The exercise.
Edit the stretch from the line containing "list every element" through the line containing "text-line: 留学校或者自行到校发生的，或其他在学校管理职责范围外发生 [137,394,843,418]" by replacing "text-line" with "text_line", and return only those lines with everything else unchanged.

Provided information.
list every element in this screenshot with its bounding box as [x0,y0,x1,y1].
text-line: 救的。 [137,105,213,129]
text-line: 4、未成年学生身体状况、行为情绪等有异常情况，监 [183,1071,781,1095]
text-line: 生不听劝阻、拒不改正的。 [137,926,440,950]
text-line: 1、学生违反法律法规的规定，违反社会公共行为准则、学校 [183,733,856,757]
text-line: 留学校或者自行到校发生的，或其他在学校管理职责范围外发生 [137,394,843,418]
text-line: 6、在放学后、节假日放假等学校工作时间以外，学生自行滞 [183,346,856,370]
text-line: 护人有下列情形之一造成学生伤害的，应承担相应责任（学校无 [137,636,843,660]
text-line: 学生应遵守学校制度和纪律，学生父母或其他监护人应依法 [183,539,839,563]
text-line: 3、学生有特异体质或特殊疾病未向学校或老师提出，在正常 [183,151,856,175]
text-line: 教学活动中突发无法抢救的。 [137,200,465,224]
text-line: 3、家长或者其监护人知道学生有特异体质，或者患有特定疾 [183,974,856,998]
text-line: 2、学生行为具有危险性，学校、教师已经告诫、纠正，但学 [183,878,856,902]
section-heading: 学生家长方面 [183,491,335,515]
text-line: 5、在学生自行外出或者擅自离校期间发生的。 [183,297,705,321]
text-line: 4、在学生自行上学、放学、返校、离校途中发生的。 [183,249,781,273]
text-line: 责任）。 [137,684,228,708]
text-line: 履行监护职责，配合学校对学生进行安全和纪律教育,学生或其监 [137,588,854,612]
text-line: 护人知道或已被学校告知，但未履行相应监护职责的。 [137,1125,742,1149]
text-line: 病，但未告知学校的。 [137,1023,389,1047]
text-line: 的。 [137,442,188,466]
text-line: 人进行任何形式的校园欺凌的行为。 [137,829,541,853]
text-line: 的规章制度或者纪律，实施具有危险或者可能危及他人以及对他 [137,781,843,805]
---
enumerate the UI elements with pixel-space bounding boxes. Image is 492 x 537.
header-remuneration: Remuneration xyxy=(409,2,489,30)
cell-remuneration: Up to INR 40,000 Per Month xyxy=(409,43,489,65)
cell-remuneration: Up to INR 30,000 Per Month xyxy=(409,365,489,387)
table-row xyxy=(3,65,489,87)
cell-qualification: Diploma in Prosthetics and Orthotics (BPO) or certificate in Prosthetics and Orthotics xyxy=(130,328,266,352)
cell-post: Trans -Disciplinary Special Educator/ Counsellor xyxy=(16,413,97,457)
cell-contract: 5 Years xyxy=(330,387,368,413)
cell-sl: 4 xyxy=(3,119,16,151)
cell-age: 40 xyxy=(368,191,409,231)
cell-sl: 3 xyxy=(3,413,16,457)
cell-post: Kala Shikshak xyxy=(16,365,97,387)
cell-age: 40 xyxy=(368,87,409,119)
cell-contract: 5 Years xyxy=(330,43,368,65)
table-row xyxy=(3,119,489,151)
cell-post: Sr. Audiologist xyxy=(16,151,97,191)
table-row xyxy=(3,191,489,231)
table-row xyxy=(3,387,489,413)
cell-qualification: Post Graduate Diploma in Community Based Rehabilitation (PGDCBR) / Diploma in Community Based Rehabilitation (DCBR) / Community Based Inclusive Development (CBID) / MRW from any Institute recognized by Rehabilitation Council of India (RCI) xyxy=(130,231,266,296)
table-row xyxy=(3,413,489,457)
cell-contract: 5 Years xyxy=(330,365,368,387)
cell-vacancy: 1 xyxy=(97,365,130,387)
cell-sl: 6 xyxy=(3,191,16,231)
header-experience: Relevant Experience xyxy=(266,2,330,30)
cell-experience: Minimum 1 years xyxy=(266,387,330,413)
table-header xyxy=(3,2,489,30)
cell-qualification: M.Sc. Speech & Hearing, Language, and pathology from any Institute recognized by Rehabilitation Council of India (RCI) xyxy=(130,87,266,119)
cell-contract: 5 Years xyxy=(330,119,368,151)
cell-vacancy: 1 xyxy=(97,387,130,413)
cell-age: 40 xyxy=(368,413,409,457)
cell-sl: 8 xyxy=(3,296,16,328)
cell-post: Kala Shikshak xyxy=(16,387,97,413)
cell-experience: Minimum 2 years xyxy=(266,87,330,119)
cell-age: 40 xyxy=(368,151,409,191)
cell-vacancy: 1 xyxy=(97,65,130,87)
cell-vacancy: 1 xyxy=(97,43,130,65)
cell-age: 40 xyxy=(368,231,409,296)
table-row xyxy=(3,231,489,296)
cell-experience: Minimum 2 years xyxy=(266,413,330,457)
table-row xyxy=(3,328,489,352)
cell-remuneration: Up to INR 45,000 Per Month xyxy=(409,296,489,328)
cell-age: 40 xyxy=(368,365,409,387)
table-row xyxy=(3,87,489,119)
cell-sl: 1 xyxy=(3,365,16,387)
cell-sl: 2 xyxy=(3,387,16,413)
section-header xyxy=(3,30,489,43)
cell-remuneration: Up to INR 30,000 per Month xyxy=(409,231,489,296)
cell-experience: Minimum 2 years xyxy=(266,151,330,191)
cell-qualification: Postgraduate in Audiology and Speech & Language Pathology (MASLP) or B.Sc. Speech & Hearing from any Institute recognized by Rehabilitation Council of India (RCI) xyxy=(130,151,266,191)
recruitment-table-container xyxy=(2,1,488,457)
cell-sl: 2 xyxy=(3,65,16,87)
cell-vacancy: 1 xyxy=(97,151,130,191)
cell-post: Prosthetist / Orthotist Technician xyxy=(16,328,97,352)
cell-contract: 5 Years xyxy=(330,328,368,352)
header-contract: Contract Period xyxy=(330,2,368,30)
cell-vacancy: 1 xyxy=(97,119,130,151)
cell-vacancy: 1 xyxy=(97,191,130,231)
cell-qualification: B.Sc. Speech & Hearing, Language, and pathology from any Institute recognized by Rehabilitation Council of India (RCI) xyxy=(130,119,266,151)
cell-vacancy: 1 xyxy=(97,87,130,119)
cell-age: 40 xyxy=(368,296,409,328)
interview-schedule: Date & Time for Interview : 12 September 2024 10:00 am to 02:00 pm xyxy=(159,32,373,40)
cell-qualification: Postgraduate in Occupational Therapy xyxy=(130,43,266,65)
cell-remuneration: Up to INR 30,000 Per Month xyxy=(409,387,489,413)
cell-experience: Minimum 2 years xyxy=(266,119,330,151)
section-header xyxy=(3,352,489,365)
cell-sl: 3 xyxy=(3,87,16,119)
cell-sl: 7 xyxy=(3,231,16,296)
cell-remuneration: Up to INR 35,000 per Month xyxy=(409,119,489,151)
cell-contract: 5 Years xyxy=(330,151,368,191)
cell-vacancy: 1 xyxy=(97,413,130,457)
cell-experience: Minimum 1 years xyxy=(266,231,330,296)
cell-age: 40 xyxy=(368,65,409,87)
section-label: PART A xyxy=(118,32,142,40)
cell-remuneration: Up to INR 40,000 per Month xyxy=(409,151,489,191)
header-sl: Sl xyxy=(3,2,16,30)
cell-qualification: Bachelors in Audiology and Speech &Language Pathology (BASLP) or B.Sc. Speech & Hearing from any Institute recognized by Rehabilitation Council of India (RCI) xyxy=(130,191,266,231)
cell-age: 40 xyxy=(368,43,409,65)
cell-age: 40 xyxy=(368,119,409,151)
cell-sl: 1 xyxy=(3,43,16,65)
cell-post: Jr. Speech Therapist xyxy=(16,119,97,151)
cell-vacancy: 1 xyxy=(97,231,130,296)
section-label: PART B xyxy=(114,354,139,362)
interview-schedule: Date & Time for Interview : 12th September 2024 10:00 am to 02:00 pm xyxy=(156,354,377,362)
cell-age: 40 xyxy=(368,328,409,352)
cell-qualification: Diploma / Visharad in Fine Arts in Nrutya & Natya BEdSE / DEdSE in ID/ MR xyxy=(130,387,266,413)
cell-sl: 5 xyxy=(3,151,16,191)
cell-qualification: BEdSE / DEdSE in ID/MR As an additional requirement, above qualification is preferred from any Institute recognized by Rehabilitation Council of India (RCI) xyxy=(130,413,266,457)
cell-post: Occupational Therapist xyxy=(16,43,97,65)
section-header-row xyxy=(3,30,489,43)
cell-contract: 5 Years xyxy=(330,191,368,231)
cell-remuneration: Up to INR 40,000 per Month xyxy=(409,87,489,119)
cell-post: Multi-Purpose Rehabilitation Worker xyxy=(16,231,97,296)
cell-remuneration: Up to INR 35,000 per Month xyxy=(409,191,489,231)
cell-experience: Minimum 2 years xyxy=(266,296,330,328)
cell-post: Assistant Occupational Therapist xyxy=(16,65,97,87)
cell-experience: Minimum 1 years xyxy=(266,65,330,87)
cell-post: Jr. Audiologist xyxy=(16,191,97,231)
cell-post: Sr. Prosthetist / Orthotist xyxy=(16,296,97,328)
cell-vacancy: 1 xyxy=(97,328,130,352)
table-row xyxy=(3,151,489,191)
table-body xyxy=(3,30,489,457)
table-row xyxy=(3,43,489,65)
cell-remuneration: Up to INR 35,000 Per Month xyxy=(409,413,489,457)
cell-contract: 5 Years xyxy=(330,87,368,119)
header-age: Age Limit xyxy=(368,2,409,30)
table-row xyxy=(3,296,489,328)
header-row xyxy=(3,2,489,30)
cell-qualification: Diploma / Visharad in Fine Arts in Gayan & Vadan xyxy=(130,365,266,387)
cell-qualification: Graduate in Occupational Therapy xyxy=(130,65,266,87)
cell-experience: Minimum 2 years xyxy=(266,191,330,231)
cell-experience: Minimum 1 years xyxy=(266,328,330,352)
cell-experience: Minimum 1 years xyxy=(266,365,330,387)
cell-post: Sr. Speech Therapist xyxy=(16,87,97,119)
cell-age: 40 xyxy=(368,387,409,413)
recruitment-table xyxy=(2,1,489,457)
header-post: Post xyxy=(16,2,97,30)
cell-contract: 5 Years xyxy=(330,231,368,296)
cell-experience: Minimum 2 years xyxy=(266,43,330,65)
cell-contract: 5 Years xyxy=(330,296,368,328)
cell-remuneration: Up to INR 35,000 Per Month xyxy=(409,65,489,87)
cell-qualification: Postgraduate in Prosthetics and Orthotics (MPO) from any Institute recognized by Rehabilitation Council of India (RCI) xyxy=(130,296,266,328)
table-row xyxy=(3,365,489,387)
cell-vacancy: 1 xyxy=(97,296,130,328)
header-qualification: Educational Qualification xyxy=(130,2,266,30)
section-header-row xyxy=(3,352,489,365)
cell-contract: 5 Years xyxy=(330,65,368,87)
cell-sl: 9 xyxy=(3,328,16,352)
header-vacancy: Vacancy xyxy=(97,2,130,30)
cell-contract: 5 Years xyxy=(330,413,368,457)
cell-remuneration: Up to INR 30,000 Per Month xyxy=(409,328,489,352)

Correct result.
list every element in this screenshot with its bounding box as [x0,y0,x1,y1].
text_line: 救的。 [137,105,213,129]
text_line: 4、未成年学生身体状况、行为情绪等有异常情况，监 [183,1071,781,1095]
text_line: 生不听劝阻、拒不改正的。 [137,926,440,950]
text_line: 1、学生违反法律法规的规定，违反社会公共行为准则、学校 [183,733,856,757]
text_line: 留学校或者自行到校发生的，或其他在学校管理职责范围外发生 [137,394,843,418]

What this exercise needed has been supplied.